Filter this material down to the lines that hold "JSON", copying each one.

==================================================

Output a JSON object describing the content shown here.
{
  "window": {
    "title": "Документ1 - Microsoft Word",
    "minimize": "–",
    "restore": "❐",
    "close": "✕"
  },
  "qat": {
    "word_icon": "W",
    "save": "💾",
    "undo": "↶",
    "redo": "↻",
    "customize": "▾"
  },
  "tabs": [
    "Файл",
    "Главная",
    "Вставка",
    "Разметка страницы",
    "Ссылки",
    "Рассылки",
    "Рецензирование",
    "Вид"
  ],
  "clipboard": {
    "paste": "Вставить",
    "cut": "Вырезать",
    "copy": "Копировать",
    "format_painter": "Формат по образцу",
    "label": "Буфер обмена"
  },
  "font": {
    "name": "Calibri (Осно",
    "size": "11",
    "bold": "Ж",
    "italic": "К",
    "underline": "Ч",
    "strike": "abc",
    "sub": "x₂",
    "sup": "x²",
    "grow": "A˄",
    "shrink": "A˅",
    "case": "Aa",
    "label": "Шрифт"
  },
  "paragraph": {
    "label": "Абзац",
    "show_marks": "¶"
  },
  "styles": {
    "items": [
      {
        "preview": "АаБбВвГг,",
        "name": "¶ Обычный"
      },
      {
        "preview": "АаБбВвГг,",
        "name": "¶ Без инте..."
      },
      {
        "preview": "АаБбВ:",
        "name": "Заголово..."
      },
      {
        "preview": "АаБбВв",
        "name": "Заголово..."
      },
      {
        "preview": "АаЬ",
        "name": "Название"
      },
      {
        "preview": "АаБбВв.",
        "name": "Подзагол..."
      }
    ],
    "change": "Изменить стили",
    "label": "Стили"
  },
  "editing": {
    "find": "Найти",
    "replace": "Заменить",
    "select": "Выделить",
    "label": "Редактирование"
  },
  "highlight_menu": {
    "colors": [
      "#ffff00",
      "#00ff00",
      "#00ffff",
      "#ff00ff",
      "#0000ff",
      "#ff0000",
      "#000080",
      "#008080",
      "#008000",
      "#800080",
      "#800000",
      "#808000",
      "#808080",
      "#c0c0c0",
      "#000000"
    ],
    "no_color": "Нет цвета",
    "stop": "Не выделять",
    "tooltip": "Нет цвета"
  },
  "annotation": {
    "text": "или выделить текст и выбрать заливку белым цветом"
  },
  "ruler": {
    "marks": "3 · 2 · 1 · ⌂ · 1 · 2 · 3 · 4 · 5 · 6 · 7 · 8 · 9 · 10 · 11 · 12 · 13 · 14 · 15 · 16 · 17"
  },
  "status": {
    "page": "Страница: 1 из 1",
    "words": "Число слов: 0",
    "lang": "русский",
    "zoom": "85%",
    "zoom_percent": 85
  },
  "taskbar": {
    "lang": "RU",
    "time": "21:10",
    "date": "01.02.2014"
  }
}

==================================================

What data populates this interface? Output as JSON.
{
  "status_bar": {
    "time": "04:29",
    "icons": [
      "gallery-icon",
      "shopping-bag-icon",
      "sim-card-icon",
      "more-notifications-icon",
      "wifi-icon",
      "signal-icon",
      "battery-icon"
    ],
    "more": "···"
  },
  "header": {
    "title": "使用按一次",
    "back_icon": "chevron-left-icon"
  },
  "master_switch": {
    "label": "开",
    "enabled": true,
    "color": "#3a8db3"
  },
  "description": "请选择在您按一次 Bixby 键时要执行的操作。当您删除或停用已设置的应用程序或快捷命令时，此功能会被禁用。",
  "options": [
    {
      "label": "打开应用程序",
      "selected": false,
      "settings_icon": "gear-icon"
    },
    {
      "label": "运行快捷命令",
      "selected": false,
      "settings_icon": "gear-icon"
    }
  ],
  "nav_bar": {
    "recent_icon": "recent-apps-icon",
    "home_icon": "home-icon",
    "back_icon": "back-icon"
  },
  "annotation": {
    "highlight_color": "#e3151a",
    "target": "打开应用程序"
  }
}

==================================================

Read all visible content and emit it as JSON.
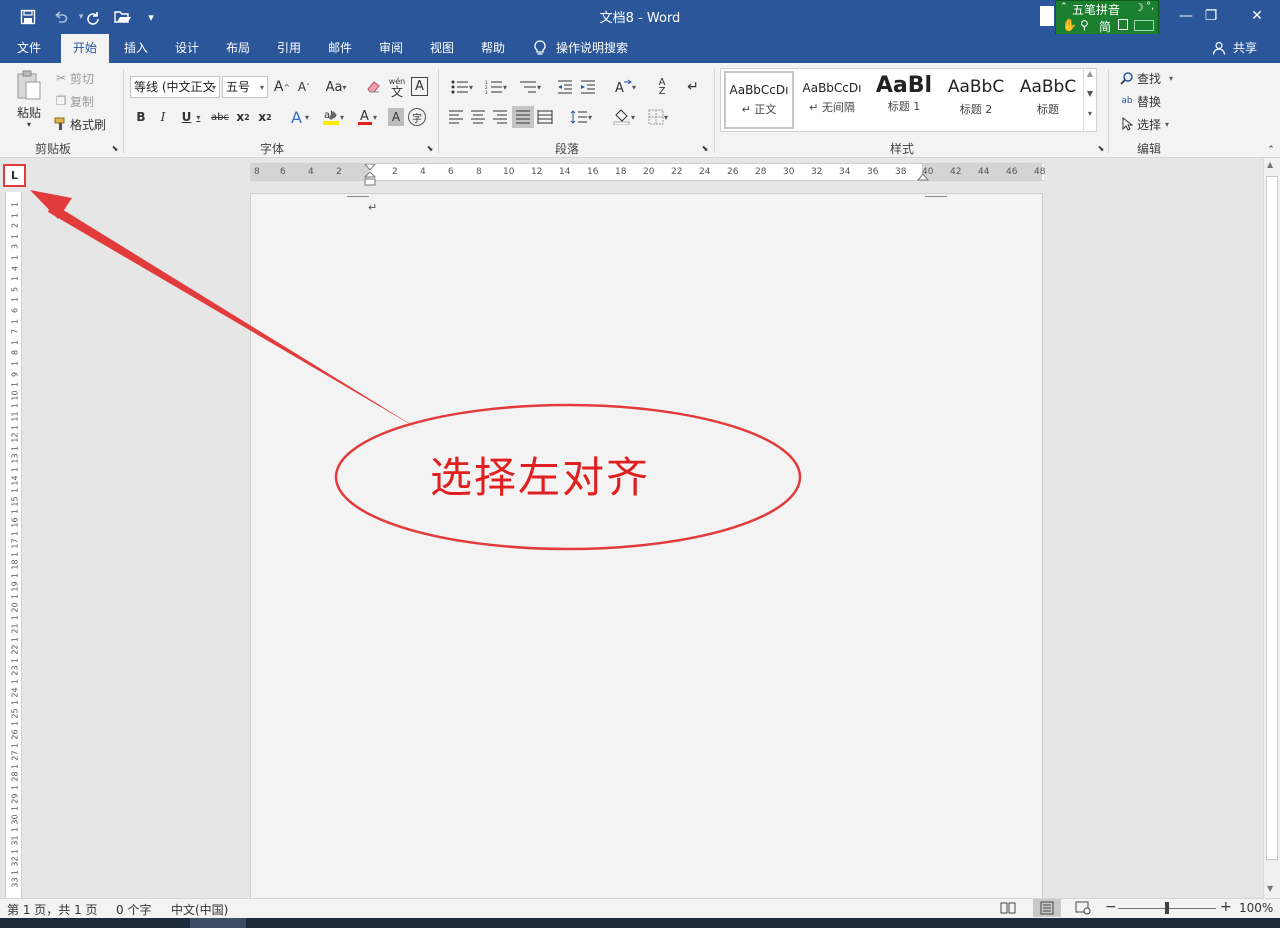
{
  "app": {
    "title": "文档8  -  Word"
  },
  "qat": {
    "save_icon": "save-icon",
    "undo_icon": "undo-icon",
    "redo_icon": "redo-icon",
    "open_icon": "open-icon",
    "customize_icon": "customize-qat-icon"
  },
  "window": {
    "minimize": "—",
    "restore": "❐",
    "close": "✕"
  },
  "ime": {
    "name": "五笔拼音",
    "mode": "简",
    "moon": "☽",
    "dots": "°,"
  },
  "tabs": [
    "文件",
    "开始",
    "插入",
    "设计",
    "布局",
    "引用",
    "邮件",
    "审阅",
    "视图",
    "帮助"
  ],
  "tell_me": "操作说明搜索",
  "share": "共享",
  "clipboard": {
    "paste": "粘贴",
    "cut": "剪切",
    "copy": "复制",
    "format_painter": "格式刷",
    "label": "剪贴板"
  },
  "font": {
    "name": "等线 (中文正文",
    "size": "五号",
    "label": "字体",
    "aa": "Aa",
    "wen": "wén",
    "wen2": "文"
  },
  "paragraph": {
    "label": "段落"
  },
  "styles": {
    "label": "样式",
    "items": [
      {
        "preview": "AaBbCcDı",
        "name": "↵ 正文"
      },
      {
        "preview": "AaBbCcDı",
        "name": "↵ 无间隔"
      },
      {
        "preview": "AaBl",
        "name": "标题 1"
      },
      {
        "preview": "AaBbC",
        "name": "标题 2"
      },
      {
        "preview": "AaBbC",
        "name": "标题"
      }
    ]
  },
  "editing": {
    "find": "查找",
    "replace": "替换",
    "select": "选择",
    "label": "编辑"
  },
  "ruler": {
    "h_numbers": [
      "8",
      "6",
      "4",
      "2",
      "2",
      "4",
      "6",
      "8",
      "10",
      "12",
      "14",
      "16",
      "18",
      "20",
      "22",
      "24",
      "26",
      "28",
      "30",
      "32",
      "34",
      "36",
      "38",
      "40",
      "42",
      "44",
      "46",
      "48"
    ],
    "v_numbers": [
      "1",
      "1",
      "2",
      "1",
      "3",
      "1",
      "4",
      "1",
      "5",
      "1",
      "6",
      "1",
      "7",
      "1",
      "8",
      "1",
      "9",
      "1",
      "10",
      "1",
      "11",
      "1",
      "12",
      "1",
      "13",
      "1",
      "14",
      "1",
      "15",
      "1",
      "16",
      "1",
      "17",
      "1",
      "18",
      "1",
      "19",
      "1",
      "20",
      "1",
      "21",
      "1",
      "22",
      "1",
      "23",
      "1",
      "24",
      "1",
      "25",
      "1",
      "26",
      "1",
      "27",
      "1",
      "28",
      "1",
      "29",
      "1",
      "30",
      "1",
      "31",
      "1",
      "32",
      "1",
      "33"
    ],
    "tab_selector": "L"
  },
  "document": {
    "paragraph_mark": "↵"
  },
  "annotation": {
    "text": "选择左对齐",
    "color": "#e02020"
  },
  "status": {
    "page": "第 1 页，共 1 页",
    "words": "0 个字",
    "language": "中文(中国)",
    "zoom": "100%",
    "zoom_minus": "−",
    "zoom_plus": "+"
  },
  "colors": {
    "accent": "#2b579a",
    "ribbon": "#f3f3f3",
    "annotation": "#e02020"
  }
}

==================================================

# TASK RESULT
Output a JSON object describing the content shown here.
What data populates this interface? Output as JSON.
Read all visible content and emit it as JSON.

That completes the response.